:: TEXT SECTION ::
==*==
Hey, maybe you can answer my question about what delayed the start of the game. Kevin Harlan said "hair" was all of the floor. It made me wonder!

As far as the game goes - I agree it was one of the worst I have ever seen too. It did remind me of that Cleveland game a couple of years ago.

These guys were playing a back to back game but that is no excuse for the lack of hustle and effort.


----------



## jackiejackal (Nov 7, 2002)

*translation of a word*

unselfish:lazy


----------



## Ron (May 8, 2002)

> Originally posted by <b>Terrible</b>!
> Ron, you know as a Laker fan just how dumb our team can be, throw in no effort and no heart in a close playoff race like this and we are toast. I predict the Lakers will catch us by the end of this month. Want to take me up on that?


Personally, I don't think the Lakers can catch the Blazers at this late date. They are 5 games back with only 24 to play; I just don't see the Blazers going into a free-fall.

Which is too bad, because the Lakers are going to have a real tough run if they end up in the 6th or 7th spot. I much prefer the 4th or 5th spot, because we would get a Minnesota or Portland, which has to be an easier first round than a San Antonio or Sacramento, and then the second round would probably be Dallas, who I think is a weak no. 1 at best.


----------



## Terrible (Jan 3, 2003)
==*==
:: WHAT THIS EXERCISE ASKS ::
1. List each username from the post headers in the forum thread, with the date shown beside it.
2. Edit the stretch of the forum thread from "## Ron (May" through "no. 1 at best." so that "Blazers" is replaced by "Trail Blazers" every time it appears.
The entries after this point are separate material, unrelated to the forum thread.
==*==
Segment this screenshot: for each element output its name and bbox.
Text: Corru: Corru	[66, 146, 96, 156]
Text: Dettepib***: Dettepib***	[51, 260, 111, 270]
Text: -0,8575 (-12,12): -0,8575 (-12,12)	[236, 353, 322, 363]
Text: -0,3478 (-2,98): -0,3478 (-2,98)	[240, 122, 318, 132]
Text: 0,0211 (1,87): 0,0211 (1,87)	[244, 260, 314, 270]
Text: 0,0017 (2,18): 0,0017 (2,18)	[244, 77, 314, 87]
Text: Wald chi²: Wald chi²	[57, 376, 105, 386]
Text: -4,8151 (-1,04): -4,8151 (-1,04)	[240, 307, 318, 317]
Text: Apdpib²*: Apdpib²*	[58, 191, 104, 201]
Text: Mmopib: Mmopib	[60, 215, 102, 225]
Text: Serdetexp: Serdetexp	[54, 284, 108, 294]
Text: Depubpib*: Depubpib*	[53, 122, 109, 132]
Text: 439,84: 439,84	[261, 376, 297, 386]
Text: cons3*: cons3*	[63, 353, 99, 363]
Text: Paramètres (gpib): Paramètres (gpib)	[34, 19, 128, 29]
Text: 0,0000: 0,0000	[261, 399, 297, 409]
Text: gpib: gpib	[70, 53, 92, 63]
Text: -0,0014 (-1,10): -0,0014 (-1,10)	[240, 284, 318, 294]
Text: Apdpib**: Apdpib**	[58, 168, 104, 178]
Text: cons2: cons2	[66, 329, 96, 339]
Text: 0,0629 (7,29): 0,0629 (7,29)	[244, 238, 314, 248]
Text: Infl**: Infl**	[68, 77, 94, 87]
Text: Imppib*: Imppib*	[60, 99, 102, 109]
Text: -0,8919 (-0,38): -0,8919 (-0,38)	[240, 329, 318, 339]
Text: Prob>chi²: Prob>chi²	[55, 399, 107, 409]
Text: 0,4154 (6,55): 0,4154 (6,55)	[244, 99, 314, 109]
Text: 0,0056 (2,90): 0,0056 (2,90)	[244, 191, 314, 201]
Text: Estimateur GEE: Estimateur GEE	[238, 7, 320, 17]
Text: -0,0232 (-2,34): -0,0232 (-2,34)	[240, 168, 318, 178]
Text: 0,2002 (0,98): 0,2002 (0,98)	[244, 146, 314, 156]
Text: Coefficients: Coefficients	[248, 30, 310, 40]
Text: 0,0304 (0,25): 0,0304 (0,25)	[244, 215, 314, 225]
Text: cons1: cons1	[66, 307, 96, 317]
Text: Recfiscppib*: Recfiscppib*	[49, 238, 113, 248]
==*==
:: SOLVED TASKS ::
1.
jackiejackal (Nov 7, 2002)
Ron (May 8, 2002)
Terrible (Jan 3, 2003)

2.
## Ron (May 8, 2002)

> Originally posted by <b>Terrible</b>!
> Ron, you know as a Laker fan just how dumb our team can be, throw in no effort and no heart in a close playoff race like this and we are toast. I predict the Lakers will catch us by the end of this month. Want to take me up on that?


Personally, I don't think the Lakers can catch the Trail Blazers at this late date. They are 5 games back with only 24 to play; I just don't see the Trail Blazers going into a free-fall.

Which is too bad, because the Lakers are going to have a real tough run if they end up in the 6th or 7th spot. I much prefer the 4th or 5th spot, because we would get a Minnesota or Portland, which has to be an easier first round than a San Antonio or Sacramento, and then the second round would probably be Dallas, who I think is a weak no. 1 at best.